WHAT THIS TASK INVOLVES: Return the material exactly as supplied, apart from the pictures, which are omitted.

PROVIDED DATA:
_ _ _ _ _ _ _

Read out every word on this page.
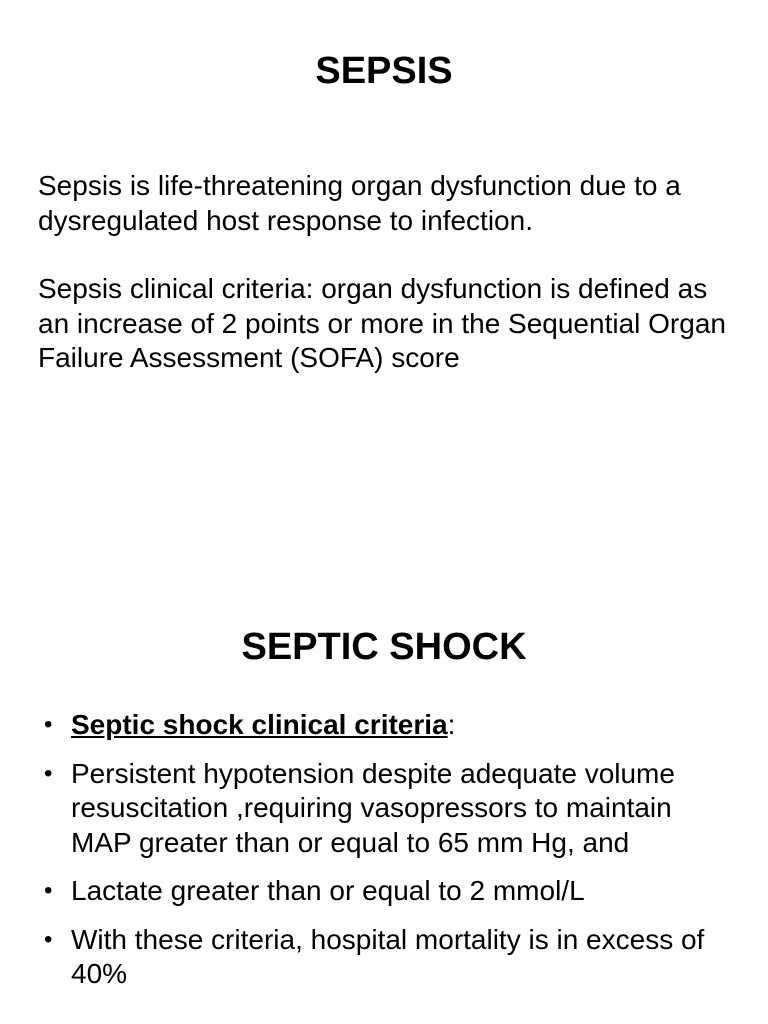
SEPSIS

Sepsis is life-threatening organ dysfunction due to a dysregulated host response to infection.

Sepsis clinical criteria: organ dysfunction is defined as an increase of 2 points or more in the Sequential Organ Failure Assessment (SOFA) score

SEPTIC SHOCK
• Septic shock clinical criteria:
• Persistent hypotension despite adequate volume resuscitation ,requiring vasopressors to maintain MAP greater than or equal to 65 mm Hg, and
• Lactate greater than or equal to 2 mmol/L
• With these criteria, hospital mortality is in excess of 40%
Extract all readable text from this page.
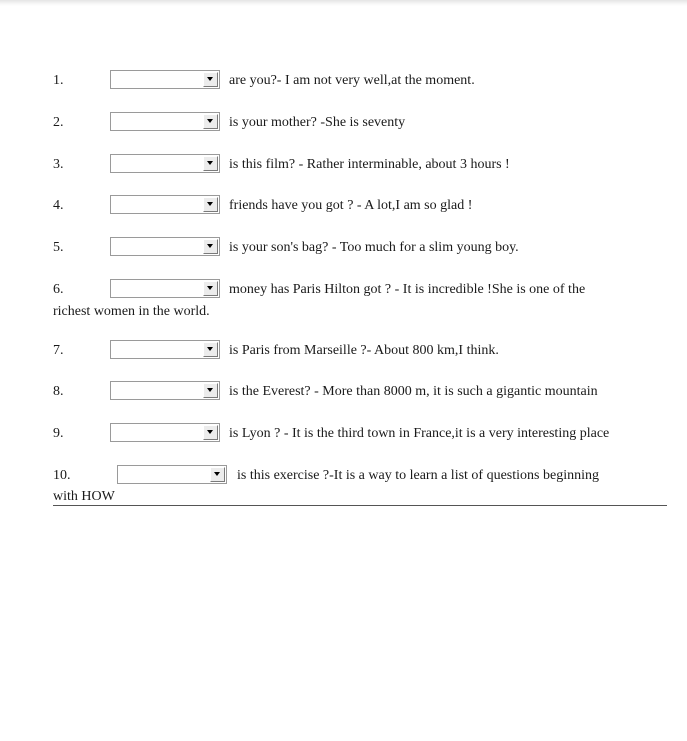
1.	are you?- I am not very well,at the moment.
2.	is your mother? -She is seventy
3.	is this film? - Rather interminable, about 3 hours !
4.	friends have you got ? - A lot,I am so glad !
5.	is your son's bag? - Too much for a slim young boy.
6.	money has Paris Hilton got ? - It is incredible !She is one of the
richest women in the world.
7.	is Paris from Marseille ?- About 800 km,I think.
8.	is the Everest? - More than 8000 m, it is such a gigantic mountain
9.	is Lyon ? - It is the third town in France,it is a very interesting place
10.	is this exercise ?-It is a way to learn a list of questions beginning
with HOW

_ _ _ _ _ _ _

FINAL RESULT:
Read out every word on this page.
SEPSIS

Sepsis is life-threatening organ dysfunction due to a dysregulated host response to infection.

Sepsis clinical criteria: organ dysfunction is defined as an increase of 2 points or more in the Sequential Organ Failure Assessment (SOFA) score

SEPTIC SHOCK
• Septic shock clinical criteria:
• Persistent hypotension despite adequate volume resuscitation ,requiring vasopressors to maintain MAP greater than or equal to 65 mm Hg, and
• Lactate greater than or equal to 2 mmol/L
• With these criteria, hospital mortality is in excess of 40%
Extract all readable text from this page.
1.	are you?- I am not very well,at the moment.
2.	is your mother? -She is seventy
3.	is this film? - Rather interminable, about 3 hours !
4.	friends have you got ? - A lot,I am so glad !
5.	is your son's bag? - Too much for a slim young boy.
6.	money has Paris Hilton got ? - It is incredible !She is one of the
richest women in the world.
7.	is Paris from Marseille ?- About 800 km,I think.
8.	is the Everest? - More than 8000 m, it is such a gigantic mountain
9.	is Lyon ? - It is the third town in France,it is a very interesting place
10.	is this exercise ?-It is a way to learn a list of questions beginning
with HOW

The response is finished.